### Stated goal
Make an exact copy of each entry, leaving out every picture.

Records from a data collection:
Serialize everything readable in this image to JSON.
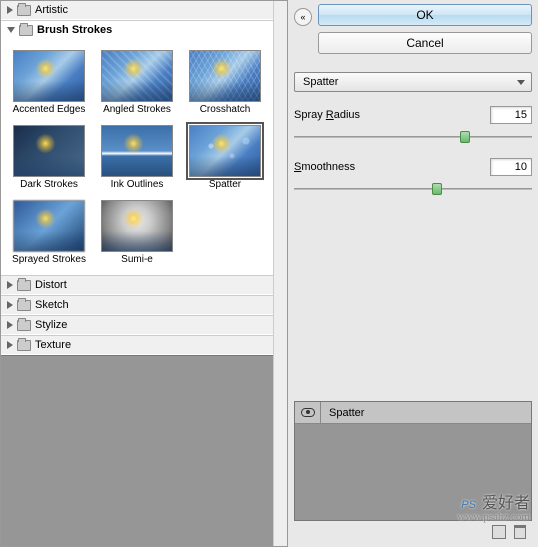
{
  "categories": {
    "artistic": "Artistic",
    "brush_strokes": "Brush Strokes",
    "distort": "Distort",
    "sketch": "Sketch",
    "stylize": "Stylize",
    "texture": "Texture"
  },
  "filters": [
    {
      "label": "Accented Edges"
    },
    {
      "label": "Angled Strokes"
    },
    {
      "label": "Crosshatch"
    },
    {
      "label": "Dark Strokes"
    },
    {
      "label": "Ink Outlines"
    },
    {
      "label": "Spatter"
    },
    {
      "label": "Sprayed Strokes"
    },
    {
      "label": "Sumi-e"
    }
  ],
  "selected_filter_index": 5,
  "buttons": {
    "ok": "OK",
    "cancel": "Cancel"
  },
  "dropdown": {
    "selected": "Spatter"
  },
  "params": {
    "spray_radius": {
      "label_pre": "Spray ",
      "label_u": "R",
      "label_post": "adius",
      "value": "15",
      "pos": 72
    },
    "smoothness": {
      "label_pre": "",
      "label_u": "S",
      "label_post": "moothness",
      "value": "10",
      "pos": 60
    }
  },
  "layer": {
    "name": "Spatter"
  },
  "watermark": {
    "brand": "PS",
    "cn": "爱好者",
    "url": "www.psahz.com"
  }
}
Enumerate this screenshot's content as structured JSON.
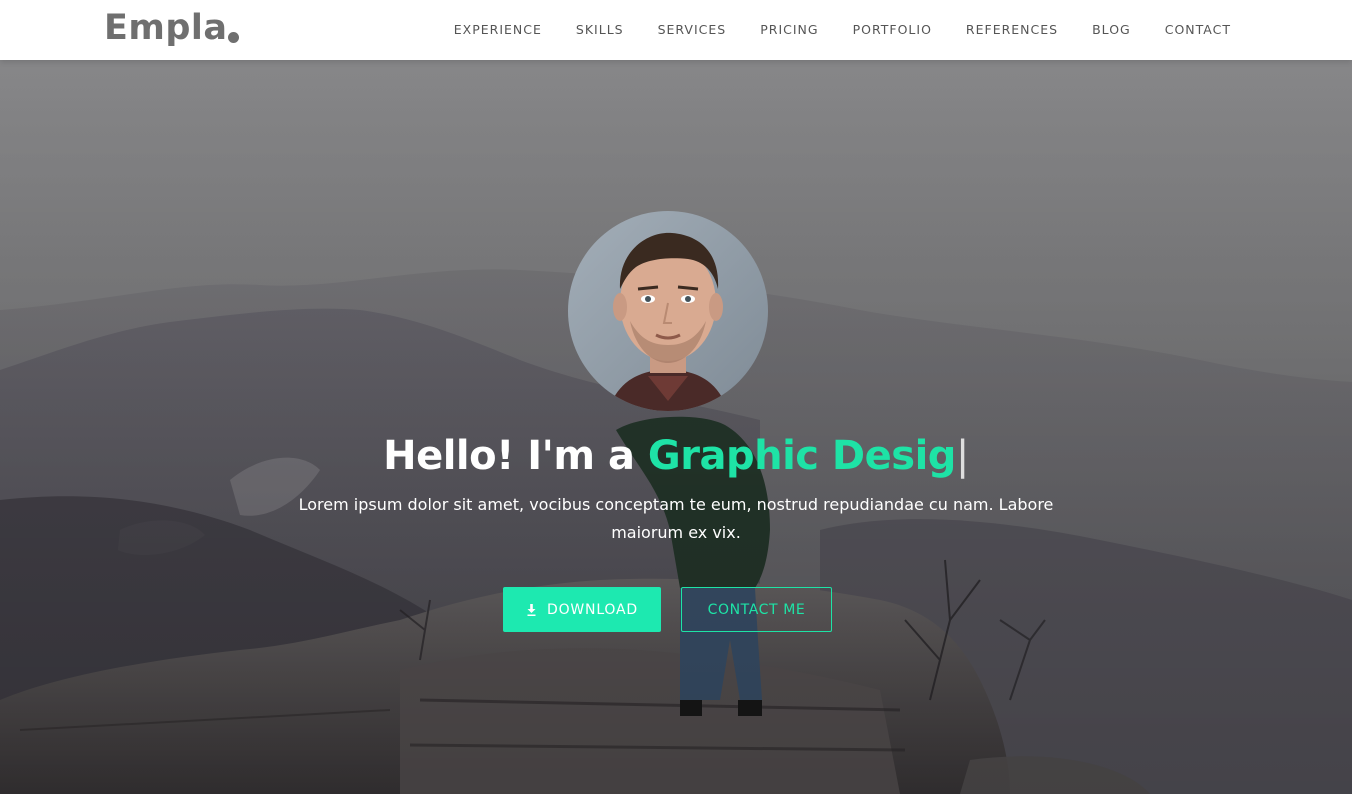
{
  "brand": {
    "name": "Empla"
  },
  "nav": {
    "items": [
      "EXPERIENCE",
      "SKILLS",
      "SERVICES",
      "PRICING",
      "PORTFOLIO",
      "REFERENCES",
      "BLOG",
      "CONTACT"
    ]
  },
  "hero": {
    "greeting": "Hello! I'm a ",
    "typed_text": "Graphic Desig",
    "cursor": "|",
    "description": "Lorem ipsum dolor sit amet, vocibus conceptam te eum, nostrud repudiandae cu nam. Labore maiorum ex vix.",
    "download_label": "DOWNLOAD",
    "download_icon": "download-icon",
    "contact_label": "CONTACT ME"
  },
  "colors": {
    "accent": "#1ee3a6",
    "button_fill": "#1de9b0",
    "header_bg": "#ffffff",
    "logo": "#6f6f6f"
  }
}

### Problem solution
Serialize everything readable in this image to JSON.
{
  "categories": {
    "artistic": "Artistic",
    "brush_strokes": "Brush Strokes",
    "distort": "Distort",
    "sketch": "Sketch",
    "stylize": "Stylize",
    "texture": "Texture"
  },
  "filters": [
    {
      "label": "Accented Edges"
    },
    {
      "label": "Angled Strokes"
    },
    {
      "label": "Crosshatch"
    },
    {
      "label": "Dark Strokes"
    },
    {
      "label": "Ink Outlines"
    },
    {
      "label": "Spatter"
    },
    {
      "label": "Sprayed Strokes"
    },
    {
      "label": "Sumi-e"
    }
  ],
  "selected_filter_index": 5,
  "buttons": {
    "ok": "OK",
    "cancel": "Cancel"
  },
  "dropdown": {
    "selected": "Spatter"
  },
  "params": {
    "spray_radius": {
      "label_pre": "Spray ",
      "label_u": "R",
      "label_post": "adius",
      "value": "15",
      "pos": 72
    },
    "smoothness": {
      "label_pre": "",
      "label_u": "S",
      "label_post": "moothness",
      "value": "10",
      "pos": 60
    }
  },
  "layer": {
    "name": "Spatter"
  },
  "watermark": {
    "brand": "PS",
    "cn": "爱好者",
    "url": "www.psahz.com"
  }
}
Enumerate this screenshot's content as structured JSON.
{
  "brand": {
    "name": "Empla"
  },
  "nav": {
    "items": [
      "EXPERIENCE",
      "SKILLS",
      "SERVICES",
      "PRICING",
      "PORTFOLIO",
      "REFERENCES",
      "BLOG",
      "CONTACT"
    ]
  },
  "hero": {
    "greeting": "Hello! I'm a ",
    "typed_text": "Graphic Desig",
    "cursor": "|",
    "description": "Lorem ipsum dolor sit amet, vocibus conceptam te eum, nostrud repudiandae cu nam. Labore maiorum ex vix.",
    "download_label": "DOWNLOAD",
    "download_icon": "download-icon",
    "contact_label": "CONTACT ME"
  },
  "colors": {
    "accent": "#1ee3a6",
    "button_fill": "#1de9b0",
    "header_bg": "#ffffff",
    "logo": "#6f6f6f"
  }
}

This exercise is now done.